= EXERCISE TASK =
In the material below, find all lines with the string "History" and copy them.

= RECORDS SUPPLIED =
═══
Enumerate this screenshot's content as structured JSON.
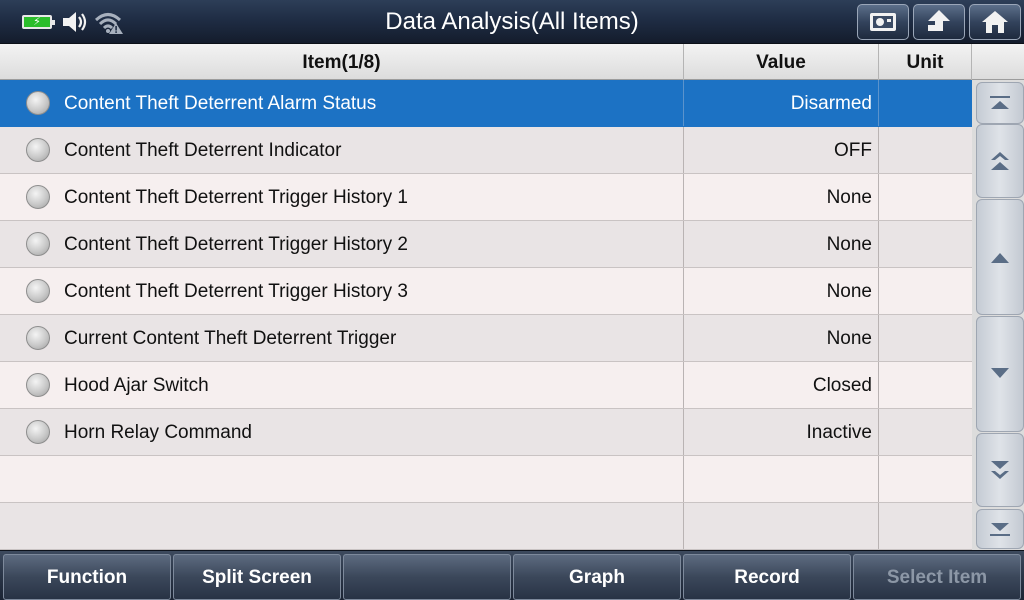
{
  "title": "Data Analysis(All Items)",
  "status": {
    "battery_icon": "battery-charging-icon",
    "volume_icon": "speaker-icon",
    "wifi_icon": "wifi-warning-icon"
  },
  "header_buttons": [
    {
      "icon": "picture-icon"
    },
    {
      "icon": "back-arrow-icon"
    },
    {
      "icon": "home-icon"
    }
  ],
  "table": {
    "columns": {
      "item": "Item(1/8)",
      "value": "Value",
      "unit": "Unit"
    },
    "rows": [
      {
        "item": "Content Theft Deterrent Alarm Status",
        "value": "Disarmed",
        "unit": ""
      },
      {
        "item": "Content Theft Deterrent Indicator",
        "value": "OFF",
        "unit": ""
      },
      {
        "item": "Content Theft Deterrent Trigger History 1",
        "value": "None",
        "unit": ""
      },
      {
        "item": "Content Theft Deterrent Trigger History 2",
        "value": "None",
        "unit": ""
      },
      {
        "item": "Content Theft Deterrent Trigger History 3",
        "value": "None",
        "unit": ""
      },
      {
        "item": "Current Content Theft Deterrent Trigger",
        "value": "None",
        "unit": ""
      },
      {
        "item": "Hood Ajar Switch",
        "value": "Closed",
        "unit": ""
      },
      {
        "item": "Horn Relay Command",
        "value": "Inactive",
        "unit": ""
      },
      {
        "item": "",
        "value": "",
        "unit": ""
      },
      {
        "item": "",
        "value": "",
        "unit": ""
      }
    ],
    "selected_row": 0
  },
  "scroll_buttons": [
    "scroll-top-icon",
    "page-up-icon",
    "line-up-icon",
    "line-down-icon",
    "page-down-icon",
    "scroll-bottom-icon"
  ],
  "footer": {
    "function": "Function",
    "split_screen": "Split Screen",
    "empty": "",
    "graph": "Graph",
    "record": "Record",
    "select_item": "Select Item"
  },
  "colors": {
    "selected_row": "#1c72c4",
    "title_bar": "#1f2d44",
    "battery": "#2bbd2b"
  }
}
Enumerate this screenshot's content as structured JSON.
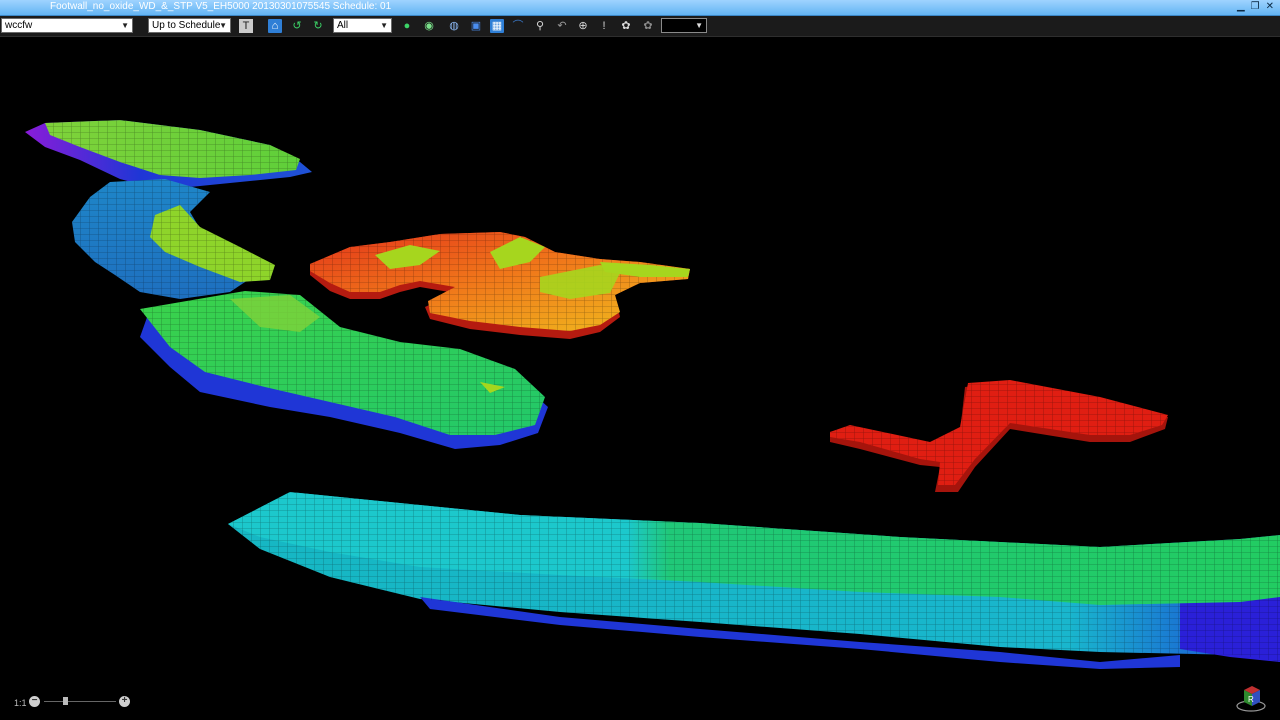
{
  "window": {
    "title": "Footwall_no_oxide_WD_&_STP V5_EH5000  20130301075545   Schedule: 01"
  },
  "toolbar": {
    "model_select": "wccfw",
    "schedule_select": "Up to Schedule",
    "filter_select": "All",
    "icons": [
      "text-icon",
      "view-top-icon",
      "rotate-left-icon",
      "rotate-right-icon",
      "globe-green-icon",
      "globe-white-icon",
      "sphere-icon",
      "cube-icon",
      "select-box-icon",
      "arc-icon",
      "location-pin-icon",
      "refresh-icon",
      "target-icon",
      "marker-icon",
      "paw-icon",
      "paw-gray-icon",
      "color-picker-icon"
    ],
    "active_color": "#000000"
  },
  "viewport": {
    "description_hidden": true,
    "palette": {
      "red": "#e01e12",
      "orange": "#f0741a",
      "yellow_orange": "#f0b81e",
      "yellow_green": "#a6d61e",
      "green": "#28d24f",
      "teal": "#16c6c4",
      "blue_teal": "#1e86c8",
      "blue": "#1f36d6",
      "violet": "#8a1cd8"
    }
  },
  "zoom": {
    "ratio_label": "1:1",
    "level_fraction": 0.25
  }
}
═══
= RESULT FOR THIS EXERCISE =
        "item": "Content Theft Deterrent Trigger History 1",
        "item": "Content Theft Deterrent Trigger History 2",
        "item": "Content Theft Deterrent Trigger History 3",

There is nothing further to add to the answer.